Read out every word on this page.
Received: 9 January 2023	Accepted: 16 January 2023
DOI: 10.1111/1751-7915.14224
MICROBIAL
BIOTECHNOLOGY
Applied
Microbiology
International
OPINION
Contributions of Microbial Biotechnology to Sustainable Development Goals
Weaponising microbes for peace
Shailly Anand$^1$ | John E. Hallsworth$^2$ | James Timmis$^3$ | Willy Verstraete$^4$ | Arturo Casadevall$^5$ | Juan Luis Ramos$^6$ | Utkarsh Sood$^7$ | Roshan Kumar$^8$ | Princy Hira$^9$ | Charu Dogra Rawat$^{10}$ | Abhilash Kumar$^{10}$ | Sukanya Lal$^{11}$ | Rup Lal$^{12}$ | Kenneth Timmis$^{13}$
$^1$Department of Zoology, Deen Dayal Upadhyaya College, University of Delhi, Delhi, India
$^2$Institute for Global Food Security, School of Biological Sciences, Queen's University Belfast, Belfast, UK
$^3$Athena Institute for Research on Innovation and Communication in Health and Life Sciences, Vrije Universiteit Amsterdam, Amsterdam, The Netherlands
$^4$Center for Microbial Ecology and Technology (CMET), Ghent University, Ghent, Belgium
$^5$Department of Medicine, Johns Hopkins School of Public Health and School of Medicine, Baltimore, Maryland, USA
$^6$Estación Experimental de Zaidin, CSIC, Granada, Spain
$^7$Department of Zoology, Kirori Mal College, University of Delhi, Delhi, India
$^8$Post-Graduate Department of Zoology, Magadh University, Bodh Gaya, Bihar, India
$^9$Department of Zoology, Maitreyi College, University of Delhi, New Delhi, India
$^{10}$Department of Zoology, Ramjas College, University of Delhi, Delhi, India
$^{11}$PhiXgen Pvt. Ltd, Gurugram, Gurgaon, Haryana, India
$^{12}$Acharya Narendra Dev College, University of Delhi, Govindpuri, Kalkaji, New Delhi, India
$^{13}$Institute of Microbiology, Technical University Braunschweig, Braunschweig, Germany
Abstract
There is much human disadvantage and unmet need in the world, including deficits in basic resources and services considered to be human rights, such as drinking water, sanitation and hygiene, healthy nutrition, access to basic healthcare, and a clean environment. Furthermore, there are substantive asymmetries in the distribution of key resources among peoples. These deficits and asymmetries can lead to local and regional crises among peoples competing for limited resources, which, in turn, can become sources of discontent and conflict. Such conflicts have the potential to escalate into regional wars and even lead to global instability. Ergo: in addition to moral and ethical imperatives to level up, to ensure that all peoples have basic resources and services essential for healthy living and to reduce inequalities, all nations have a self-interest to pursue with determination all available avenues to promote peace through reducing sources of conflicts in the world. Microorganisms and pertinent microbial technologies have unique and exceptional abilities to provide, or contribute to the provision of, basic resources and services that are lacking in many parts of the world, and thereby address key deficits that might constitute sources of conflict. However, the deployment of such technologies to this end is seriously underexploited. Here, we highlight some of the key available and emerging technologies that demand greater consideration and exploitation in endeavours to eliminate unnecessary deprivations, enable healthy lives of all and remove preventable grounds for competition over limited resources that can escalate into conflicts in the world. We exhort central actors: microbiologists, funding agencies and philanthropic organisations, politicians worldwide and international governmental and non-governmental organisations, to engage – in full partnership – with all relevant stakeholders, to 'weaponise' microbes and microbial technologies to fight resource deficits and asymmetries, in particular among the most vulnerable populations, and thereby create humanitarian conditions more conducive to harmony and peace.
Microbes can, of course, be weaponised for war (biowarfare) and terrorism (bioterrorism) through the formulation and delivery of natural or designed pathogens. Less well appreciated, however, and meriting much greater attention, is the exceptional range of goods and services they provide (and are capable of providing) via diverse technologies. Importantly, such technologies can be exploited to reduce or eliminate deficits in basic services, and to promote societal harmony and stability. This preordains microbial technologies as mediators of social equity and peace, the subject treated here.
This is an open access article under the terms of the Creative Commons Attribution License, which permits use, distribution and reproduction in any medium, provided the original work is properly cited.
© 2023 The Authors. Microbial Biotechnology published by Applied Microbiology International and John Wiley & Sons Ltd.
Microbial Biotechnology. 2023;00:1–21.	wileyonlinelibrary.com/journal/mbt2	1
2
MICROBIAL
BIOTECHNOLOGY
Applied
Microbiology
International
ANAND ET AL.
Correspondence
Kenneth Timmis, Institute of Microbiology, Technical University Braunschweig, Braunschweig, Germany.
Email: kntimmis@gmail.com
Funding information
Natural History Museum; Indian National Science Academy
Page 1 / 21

● Instructions for the task
Write the records out again so that each one matches the original exactly.

● Answer below
Read out every word on this page.
Received: 9 January 2023	Accepted: 16 January 2023
DOI: 10.1111/1751-7915.14224
MICROBIAL
BIOTECHNOLOGY
Applied
Microbiology
International
OPINION
Contributions of Microbial Biotechnology to Sustainable Development Goals
Weaponising microbes for peace
Shailly Anand$^1$ | John E. Hallsworth$^2$ | James Timmis$^3$ | Willy Verstraete$^4$ | Arturo Casadevall$^5$ | Juan Luis Ramos$^6$ | Utkarsh Sood$^7$ | Roshan Kumar$^8$ | Princy Hira$^9$ | Charu Dogra Rawat$^{10}$ | Abhilash Kumar$^{10}$ | Sukanya Lal$^{11}$ | Rup Lal$^{12}$ | Kenneth Timmis$^{13}$
$^1$Department of Zoology, Deen Dayal Upadhyaya College, University of Delhi, Delhi, India
$^2$Institute for Global Food Security, School of Biological Sciences, Queen's University Belfast, Belfast, UK
$^3$Athena Institute for Research on Innovation and Communication in Health and Life Sciences, Vrije Universiteit Amsterdam, Amsterdam, The Netherlands
$^4$Center for Microbial Ecology and Technology (CMET), Ghent University, Ghent, Belgium
$^5$Department of Medicine, Johns Hopkins School of Public Health and School of Medicine, Baltimore, Maryland, USA
$^6$Estación Experimental de Zaidin, CSIC, Granada, Spain
$^7$Department of Zoology, Kirori Mal College, University of Delhi, Delhi, India
$^8$Post-Graduate Department of Zoology, Magadh University, Bodh Gaya, Bihar, India
$^9$Department of Zoology, Maitreyi College, University of Delhi, New Delhi, India
$^{10}$Department of Zoology, Ramjas College, University of Delhi, Delhi, India
$^{11}$PhiXgen Pvt. Ltd, Gurugram, Gurgaon, Haryana, India
$^{12}$Acharya Narendra Dev College, University of Delhi, Govindpuri, Kalkaji, New Delhi, India
$^{13}$Institute of Microbiology, Technical University Braunschweig, Braunschweig, Germany
Abstract
There is much human disadvantage and unmet need in the world, including deficits in basic resources and services considered to be human rights, such as drinking water, sanitation and hygiene, healthy nutrition, access to basic healthcare, and a clean environment. Furthermore, there are substantive asymmetries in the distribution of key resources among peoples. These deficits and asymmetries can lead to local and regional crises among peoples competing for limited resources, which, in turn, can become sources of discontent and conflict. Such conflicts have the potential to escalate into regional wars and even lead to global instability. Ergo: in addition to moral and ethical imperatives to level up, to ensure that all peoples have basic resources and services essential for healthy living and to reduce inequalities, all nations have a self-interest to pursue with determination all available avenues to promote peace through reducing sources of conflicts in the world. Microorganisms and pertinent microbial technologies have unique and exceptional abilities to provide, or contribute to the provision of, basic resources and services that are lacking in many parts of the world, and thereby address key deficits that might constitute sources of conflict. However, the deployment of such technologies to this end is seriously underexploited. Here, we highlight some of the key available and emerging technologies that demand greater consideration and exploitation in endeavours to eliminate unnecessary deprivations, enable healthy lives of all and remove preventable grounds for competition over limited resources that can escalate into conflicts in the world. We exhort central actors: microbiologists, funding agencies and philanthropic organisations, politicians worldwide and international governmental and non-governmental organisations, to engage – in full partnership – with all relevant stakeholders, to 'weaponise' microbes and microbial technologies to fight resource deficits and asymmetries, in particular among the most vulnerable populations, and thereby create humanitarian conditions more conducive to harmony and peace.
Microbes can, of course, be weaponised for war (biowarfare) and terrorism (bioterrorism) through the formulation and delivery of natural or designed pathogens. Less well appreciated, however, and meriting much greater attention, is the exceptional range of goods and services they provide (and are capable of providing) via diverse technologies. Importantly, such technologies can be exploited to reduce or eliminate deficits in basic services, and to promote societal harmony and stability. This preordains microbial technologies as mediators of social equity and peace, the subject treated here.
This is an open access article under the terms of the Creative Commons Attribution License, which permits use, distribution and reproduction in any medium, provided the original work is properly cited.
© 2023 The Authors. Microbial Biotechnology published by Applied Microbiology International and John Wiley & Sons Ltd.
Microbial Biotechnology. 2023;00:1–21.	wileyonlinelibrary.com/journal/mbt2	1
2
MICROBIAL
BIOTECHNOLOGY
Applied
Microbiology
International
ANAND ET AL.
Correspondence
Kenneth Timmis, Institute of Microbiology, Technical University Braunschweig, Braunschweig, Germany.
Email: kntimmis@gmail.com
Funding information
Natural History Museum; Indian National Science Academy
Page 1 / 21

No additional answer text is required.